*Task requirements*. Write out all of the lines below, exactly and completely.

*Material supplied*.

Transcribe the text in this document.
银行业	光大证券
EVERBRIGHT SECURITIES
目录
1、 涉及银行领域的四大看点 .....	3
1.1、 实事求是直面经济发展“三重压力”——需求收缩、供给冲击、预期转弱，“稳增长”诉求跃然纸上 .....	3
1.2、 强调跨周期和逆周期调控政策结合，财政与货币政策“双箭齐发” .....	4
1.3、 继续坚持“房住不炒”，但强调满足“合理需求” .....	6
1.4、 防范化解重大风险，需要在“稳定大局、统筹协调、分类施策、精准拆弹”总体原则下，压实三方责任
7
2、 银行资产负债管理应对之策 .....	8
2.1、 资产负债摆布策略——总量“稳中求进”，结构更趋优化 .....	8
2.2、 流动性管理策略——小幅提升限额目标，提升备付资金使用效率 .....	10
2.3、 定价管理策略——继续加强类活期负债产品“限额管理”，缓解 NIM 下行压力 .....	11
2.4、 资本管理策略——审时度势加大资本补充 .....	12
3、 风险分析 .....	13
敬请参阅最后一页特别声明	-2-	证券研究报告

*Solution to the exercise*.
Transcribe the text in this document.
银行业	光大证券
EVERBRIGHT SECURITIES
目录
1、 涉及银行领域的四大看点 .....	3
1.1、 实事求是直面经济发展“三重压力”——需求收缩、供给冲击、预期转弱，“稳增长”诉求跃然纸上 .....	3
1.2、 强调跨周期和逆周期调控政策结合，财政与货币政策“双箭齐发” .....	4
1.3、 继续坚持“房住不炒”，但强调满足“合理需求” .....	6
1.4、 防范化解重大风险，需要在“稳定大局、统筹协调、分类施策、精准拆弹”总体原则下，压实三方责任
7
2、 银行资产负债管理应对之策 .....	8
2.1、 资产负债摆布策略——总量“稳中求进”，结构更趋优化 .....	8
2.2、 流动性管理策略——小幅提升限额目标，提升备付资金使用效率 .....	10
2.3、 定价管理策略——继续加强类活期负债产品“限额管理”，缓解 NIM 下行压力 .....	11
2.4、 资本管理策略——审时度势加大资本补充 .....	12
3、 风险分析 .....	13
敬请参阅最后一页特别声明	-2-	证券研究报告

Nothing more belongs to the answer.